**Extracted entries**
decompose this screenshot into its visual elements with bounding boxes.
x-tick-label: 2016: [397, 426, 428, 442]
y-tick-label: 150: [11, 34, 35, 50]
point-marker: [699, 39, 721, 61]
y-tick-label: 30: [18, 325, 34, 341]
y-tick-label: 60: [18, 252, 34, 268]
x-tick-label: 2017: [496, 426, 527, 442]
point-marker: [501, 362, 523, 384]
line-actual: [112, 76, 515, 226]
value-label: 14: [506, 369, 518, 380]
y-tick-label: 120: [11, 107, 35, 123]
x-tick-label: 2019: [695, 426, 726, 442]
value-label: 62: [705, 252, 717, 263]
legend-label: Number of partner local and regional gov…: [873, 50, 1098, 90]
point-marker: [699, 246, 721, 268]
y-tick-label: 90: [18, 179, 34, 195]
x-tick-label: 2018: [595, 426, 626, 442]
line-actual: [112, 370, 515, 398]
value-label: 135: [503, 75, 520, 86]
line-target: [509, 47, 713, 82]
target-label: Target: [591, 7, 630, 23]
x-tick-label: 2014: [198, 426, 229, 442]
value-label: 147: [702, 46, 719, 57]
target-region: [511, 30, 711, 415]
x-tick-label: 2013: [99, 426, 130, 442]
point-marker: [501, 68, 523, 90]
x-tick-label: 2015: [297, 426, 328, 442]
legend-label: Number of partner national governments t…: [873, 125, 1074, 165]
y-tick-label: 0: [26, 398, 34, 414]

**Instruction**
Could you write out the records again, substituting "data-point" for each "point-marker" and leaving everything else unchanged?

**Solution for this exercise**
decompose this screenshot into its visual elements with bounding boxes.
x-tick-label: 2016: [397, 426, 428, 442]
y-tick-label: 150: [11, 34, 35, 50]
data-point: [699, 39, 721, 61]
y-tick-label: 30: [18, 325, 34, 341]
y-tick-label: 60: [18, 252, 34, 268]
x-tick-label: 2017: [496, 426, 527, 442]
data-point: [501, 362, 523, 384]
line-actual: [112, 76, 515, 226]
value-label: 14: [506, 369, 518, 380]
y-tick-label: 120: [11, 107, 35, 123]
x-tick-label: 2019: [695, 426, 726, 442]
value-label: 62: [705, 252, 717, 263]
legend-label: Number of partner local and regional gov…: [873, 50, 1098, 90]
data-point: [699, 246, 721, 268]
y-tick-label: 90: [18, 179, 34, 195]
x-tick-label: 2018: [595, 426, 626, 442]
line-actual: [112, 370, 515, 398]
value-label: 135: [503, 75, 520, 86]
line-target: [509, 47, 713, 82]
target-label: Target: [591, 7, 630, 23]
x-tick-label: 2014: [198, 426, 229, 442]
value-label: 147: [702, 46, 719, 57]
target-region: [511, 30, 711, 415]
x-tick-label: 2013: [99, 426, 130, 442]
data-point: [501, 68, 523, 90]
x-tick-label: 2015: [297, 426, 328, 442]
legend-label: Number of partner national governments t…: [873, 125, 1074, 165]
y-tick-label: 0: [26, 398, 34, 414]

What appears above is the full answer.